Exercise requirements:
Below are some records. Copy every line in them that holds "name".

-*-*-

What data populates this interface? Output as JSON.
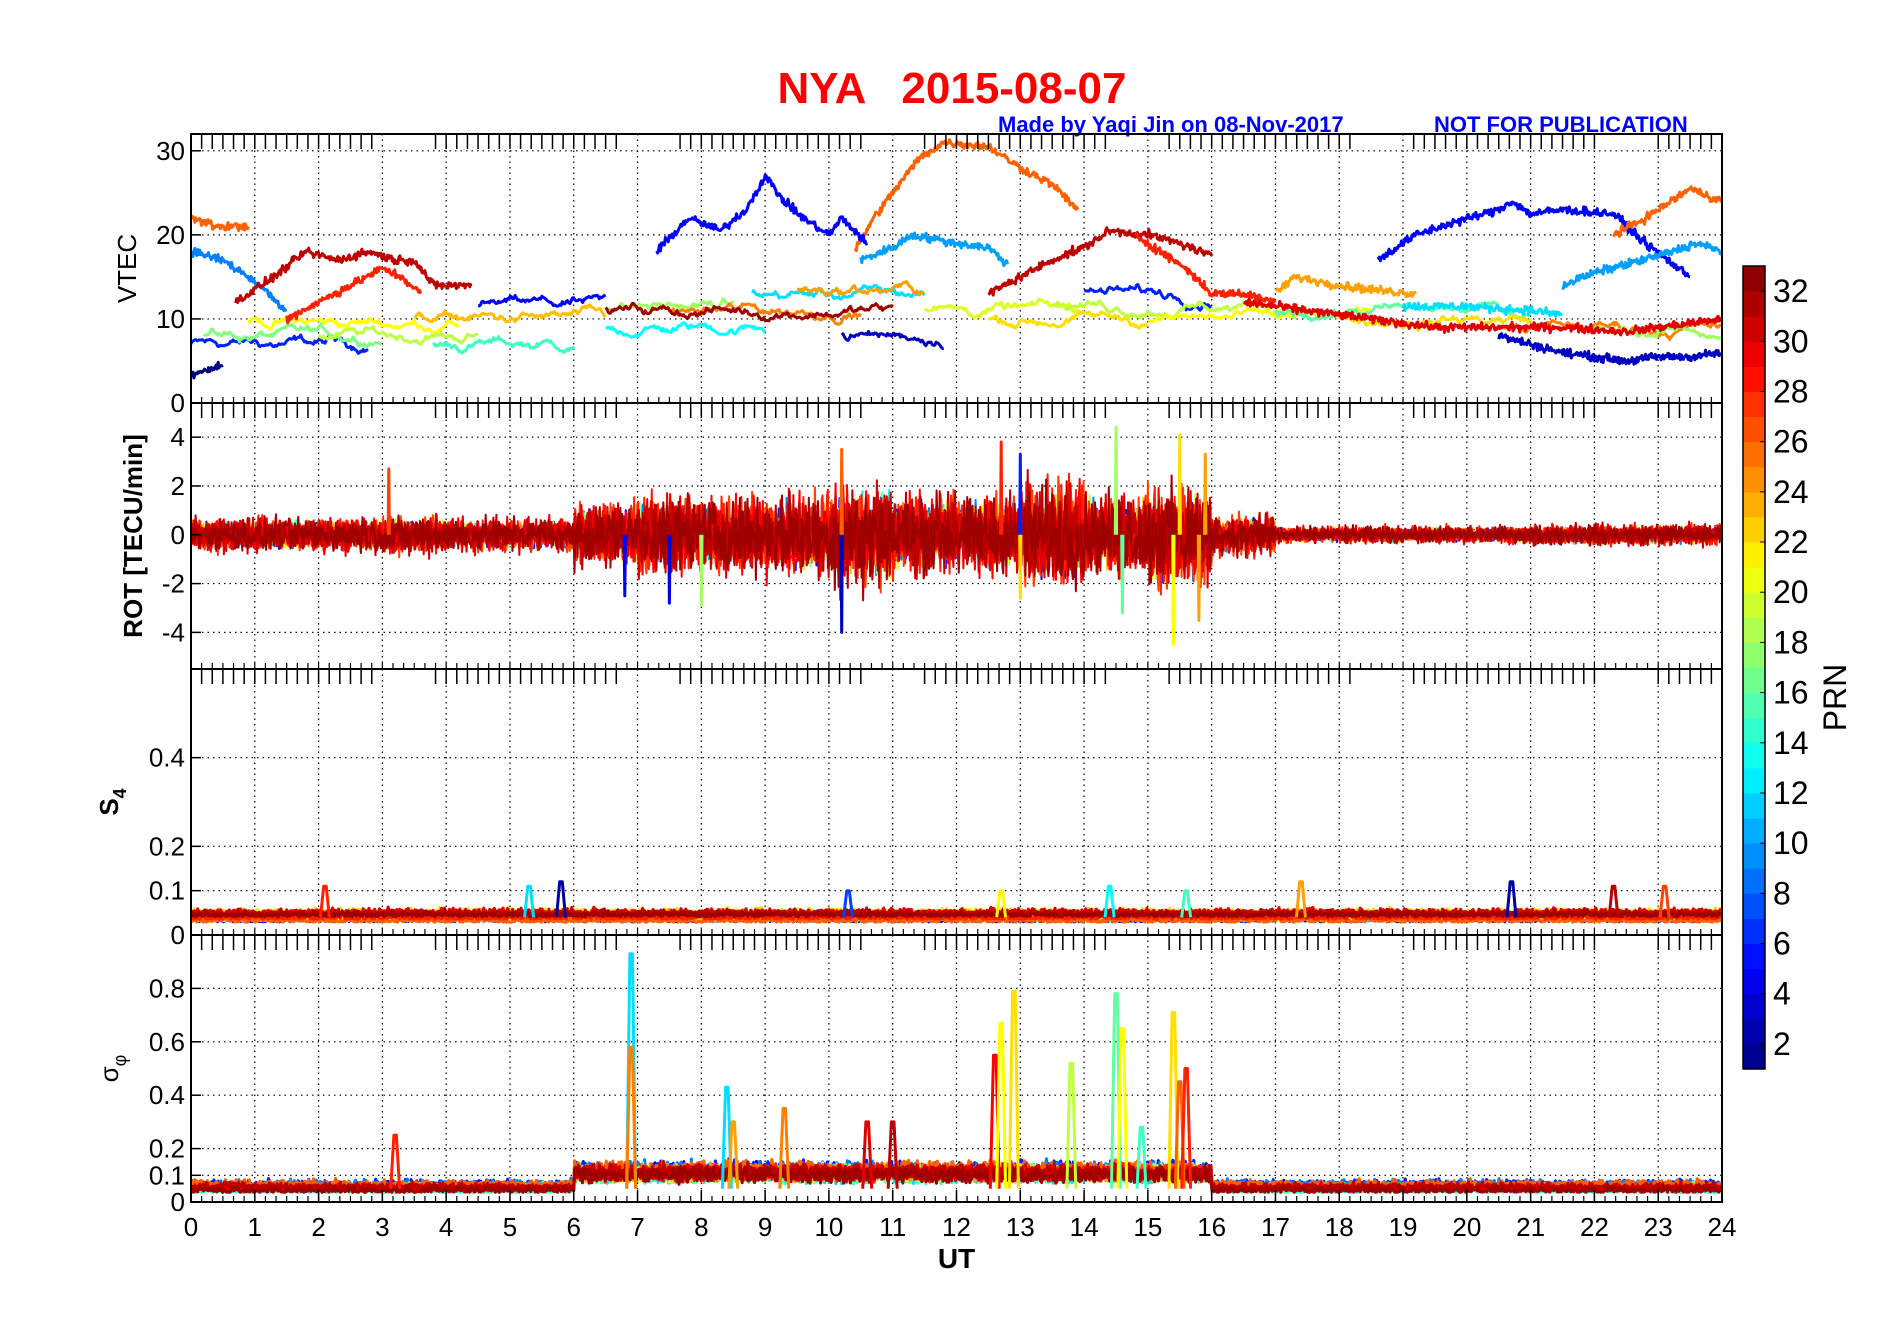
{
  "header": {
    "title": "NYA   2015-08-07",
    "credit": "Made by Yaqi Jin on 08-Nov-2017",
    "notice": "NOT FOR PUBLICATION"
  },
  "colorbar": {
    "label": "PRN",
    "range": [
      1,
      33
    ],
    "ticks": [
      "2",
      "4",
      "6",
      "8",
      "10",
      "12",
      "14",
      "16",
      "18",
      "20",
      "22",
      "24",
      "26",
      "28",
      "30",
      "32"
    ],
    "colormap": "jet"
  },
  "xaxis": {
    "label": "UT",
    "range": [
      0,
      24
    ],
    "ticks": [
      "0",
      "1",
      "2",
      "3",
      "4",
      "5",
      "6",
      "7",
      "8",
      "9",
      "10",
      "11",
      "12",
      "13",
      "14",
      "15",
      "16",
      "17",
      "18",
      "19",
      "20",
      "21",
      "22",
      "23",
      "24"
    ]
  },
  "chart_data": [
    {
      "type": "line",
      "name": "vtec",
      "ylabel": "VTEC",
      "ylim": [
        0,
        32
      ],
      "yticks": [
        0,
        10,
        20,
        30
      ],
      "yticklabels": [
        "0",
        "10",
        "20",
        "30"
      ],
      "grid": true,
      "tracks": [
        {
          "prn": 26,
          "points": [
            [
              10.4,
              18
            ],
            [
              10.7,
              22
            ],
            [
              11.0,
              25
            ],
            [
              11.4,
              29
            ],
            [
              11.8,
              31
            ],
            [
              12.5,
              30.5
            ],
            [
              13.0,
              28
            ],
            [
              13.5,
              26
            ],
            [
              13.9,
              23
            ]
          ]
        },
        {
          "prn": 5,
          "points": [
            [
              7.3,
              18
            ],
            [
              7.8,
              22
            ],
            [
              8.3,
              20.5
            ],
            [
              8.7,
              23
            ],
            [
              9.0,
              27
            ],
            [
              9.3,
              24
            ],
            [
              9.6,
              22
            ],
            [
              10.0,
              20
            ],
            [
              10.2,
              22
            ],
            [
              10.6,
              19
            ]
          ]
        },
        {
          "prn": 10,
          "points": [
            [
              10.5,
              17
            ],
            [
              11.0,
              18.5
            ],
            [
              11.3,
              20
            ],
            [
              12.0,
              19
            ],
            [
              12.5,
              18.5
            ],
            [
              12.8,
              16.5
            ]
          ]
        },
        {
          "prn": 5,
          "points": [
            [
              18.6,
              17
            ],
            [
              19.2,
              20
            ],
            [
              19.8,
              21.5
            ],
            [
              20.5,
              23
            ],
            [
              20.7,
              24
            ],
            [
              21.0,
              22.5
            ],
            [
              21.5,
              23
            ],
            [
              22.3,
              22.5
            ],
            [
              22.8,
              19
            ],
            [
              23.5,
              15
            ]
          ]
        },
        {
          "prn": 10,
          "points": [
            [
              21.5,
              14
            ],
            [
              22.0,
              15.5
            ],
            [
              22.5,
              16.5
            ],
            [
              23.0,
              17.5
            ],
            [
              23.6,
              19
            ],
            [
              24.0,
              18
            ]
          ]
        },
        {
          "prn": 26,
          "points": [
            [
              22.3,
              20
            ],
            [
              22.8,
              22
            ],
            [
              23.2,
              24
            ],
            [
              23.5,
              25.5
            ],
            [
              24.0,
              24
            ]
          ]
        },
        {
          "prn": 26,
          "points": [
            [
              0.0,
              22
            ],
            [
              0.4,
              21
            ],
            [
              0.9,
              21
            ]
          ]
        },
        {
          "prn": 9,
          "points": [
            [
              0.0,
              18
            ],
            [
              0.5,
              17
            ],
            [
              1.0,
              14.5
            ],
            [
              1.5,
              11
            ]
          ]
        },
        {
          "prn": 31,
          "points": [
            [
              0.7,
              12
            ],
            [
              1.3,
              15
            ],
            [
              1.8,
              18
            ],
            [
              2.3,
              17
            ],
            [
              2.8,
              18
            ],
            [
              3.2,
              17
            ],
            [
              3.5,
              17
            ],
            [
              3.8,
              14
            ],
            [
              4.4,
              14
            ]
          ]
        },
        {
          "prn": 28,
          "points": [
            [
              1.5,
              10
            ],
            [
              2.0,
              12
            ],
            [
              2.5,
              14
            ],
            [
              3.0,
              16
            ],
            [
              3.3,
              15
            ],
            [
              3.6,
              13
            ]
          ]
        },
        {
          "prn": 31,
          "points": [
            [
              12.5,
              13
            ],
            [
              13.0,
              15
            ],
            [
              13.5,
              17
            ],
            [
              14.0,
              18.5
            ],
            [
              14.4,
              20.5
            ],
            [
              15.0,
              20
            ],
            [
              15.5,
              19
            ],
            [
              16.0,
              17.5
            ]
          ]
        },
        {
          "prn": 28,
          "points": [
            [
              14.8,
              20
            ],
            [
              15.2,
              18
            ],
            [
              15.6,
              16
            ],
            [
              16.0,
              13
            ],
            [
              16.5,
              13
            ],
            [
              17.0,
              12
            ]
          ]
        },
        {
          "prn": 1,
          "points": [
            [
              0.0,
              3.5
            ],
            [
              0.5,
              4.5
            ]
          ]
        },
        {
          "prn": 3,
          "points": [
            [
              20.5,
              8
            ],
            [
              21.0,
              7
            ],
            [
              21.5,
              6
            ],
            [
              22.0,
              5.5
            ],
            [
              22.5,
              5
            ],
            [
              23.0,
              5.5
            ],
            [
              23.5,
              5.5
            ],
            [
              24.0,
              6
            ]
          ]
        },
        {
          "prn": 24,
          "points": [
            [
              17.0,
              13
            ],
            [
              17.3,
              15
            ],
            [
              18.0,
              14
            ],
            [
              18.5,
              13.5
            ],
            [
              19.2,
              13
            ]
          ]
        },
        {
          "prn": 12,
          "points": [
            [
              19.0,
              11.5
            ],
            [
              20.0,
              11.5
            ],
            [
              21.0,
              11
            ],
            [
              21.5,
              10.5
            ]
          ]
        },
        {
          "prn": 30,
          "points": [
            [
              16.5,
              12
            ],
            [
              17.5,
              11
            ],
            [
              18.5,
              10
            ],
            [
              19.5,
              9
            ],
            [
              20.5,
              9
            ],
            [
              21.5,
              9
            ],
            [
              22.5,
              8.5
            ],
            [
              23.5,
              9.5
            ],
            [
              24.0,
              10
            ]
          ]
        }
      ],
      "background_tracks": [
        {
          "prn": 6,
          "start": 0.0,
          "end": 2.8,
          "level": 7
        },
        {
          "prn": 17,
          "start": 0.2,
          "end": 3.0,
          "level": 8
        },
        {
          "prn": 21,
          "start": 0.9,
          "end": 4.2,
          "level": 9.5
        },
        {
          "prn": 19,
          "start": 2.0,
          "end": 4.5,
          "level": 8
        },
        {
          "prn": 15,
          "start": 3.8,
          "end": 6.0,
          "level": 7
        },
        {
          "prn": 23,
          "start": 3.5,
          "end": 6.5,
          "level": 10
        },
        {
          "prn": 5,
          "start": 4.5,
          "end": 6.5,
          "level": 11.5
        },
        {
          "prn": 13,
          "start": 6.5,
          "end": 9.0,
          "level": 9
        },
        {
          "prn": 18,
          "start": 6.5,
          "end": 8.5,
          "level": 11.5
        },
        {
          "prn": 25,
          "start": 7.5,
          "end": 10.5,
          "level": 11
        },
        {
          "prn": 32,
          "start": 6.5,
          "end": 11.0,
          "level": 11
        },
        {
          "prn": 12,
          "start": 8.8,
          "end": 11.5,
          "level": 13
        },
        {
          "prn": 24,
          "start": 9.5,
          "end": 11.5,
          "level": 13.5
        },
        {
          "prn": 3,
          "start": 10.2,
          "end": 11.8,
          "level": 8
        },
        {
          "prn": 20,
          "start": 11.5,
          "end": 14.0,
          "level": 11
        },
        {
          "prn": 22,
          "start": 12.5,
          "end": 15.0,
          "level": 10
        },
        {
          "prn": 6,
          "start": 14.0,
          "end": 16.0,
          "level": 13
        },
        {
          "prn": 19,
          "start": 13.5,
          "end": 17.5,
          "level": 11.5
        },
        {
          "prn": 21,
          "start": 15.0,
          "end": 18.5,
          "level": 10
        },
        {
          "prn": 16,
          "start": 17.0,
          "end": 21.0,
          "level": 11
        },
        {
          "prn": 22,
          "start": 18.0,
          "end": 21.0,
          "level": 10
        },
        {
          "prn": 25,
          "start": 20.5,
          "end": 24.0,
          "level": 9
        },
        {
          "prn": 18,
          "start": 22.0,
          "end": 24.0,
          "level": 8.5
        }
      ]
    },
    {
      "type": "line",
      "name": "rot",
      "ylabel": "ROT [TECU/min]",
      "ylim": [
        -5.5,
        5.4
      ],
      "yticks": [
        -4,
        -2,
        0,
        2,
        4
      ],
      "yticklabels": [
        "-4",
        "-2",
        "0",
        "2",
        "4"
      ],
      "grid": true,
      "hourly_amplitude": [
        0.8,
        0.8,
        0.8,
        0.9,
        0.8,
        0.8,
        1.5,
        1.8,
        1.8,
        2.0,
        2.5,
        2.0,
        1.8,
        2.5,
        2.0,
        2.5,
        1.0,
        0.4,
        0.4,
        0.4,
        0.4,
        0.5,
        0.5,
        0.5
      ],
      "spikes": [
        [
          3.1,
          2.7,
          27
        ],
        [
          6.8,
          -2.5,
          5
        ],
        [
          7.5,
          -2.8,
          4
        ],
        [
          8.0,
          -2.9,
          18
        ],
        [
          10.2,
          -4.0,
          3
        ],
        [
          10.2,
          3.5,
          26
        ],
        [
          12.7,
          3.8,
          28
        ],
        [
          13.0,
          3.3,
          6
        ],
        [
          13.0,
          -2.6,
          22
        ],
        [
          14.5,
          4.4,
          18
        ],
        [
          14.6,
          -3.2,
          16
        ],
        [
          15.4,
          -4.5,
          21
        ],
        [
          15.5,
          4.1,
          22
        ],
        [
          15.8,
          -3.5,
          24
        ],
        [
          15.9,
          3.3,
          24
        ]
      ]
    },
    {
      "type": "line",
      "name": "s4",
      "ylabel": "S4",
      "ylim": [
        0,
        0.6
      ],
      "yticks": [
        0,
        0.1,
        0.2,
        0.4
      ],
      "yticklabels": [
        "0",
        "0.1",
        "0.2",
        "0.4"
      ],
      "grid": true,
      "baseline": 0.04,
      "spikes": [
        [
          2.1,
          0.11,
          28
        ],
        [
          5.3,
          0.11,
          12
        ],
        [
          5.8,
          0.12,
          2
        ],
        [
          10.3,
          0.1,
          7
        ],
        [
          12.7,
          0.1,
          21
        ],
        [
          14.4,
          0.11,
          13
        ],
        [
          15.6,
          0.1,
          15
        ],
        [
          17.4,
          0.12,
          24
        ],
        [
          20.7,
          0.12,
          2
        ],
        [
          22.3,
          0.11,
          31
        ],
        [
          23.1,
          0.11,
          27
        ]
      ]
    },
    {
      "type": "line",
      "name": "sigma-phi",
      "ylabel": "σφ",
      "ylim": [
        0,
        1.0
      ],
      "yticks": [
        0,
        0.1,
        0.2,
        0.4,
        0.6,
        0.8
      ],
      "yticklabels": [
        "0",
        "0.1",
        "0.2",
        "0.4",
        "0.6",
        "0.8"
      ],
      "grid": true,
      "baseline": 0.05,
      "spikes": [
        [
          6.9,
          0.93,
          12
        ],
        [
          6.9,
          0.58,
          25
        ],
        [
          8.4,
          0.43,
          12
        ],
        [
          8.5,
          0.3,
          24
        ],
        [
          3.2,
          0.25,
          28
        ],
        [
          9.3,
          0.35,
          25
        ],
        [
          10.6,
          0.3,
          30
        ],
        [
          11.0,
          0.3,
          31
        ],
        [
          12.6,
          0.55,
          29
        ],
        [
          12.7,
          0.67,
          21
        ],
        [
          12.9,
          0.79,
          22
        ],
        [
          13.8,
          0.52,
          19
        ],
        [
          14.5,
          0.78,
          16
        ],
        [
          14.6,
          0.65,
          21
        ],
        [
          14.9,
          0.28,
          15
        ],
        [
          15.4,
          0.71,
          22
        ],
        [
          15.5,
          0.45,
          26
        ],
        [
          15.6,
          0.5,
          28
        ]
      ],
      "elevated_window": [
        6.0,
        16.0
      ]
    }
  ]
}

-*-*-

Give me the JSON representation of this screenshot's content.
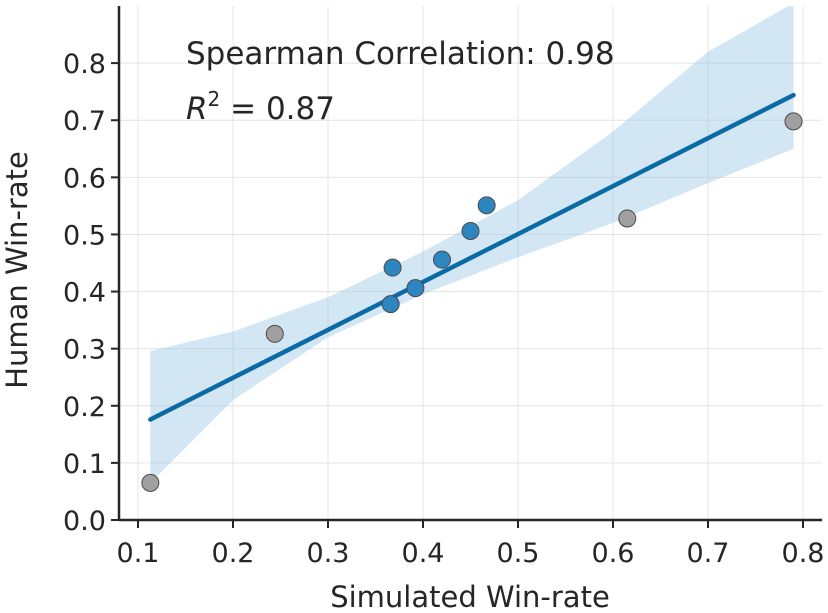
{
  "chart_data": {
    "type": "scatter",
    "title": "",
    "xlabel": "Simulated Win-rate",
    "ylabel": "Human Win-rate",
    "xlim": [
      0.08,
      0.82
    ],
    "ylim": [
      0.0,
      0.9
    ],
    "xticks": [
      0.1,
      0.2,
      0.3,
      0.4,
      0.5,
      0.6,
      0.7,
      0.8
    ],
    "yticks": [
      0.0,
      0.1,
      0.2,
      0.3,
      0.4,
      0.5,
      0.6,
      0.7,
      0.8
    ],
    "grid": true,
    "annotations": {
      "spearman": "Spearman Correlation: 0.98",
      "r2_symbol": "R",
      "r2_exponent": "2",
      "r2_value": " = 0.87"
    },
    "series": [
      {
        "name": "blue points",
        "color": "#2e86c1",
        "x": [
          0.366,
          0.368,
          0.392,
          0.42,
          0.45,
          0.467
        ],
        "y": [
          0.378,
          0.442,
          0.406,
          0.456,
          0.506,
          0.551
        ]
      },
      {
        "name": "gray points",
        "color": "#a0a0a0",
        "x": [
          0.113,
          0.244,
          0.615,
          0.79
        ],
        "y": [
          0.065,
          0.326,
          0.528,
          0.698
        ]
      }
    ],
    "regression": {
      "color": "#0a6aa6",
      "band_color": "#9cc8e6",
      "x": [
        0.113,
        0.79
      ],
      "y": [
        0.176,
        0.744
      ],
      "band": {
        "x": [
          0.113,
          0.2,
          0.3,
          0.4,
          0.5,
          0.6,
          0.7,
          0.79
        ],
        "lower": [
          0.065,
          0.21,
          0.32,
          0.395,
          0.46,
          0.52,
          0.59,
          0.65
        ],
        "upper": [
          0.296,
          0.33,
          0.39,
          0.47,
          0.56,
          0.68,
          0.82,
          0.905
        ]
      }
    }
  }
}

-*-*-

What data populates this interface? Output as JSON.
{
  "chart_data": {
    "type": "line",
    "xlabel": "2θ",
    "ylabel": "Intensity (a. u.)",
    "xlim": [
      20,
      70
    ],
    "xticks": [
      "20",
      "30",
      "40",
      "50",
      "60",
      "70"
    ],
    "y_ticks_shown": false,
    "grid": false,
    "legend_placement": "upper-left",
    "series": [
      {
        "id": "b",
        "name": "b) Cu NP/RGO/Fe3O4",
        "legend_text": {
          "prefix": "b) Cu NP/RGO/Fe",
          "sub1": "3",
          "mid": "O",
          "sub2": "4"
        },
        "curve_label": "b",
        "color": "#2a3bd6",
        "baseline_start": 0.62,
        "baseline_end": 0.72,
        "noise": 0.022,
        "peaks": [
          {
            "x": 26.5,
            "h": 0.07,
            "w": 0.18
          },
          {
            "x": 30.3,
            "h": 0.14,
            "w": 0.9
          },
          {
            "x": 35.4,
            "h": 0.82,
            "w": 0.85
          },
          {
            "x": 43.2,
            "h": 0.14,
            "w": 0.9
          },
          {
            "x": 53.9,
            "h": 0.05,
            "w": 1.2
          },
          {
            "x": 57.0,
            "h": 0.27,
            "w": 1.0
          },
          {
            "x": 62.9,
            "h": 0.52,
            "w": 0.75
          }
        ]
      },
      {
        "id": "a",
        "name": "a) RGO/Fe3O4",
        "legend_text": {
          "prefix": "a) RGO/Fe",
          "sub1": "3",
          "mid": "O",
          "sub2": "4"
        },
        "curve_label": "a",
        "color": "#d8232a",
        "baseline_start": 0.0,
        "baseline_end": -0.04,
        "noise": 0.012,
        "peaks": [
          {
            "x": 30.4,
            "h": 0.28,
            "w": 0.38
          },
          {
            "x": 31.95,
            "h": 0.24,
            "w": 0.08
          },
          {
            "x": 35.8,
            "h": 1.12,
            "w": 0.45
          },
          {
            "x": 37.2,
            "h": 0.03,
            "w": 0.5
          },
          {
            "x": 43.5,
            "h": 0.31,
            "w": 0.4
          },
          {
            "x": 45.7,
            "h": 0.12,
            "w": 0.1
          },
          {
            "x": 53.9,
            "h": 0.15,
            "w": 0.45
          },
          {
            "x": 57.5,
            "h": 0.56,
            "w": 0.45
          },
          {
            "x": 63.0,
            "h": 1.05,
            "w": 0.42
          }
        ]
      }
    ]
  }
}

-*-*-

Answer to this task:
      "name": "vtec",
      "name": "rot",
      "name": "s4",
      "name": "sigma-phi",
        "name": "blue points",
        "name": "gray points",
        "name": "b) Cu NP/RGO/Fe3O4",
        "name": "a) RGO/Fe3O4",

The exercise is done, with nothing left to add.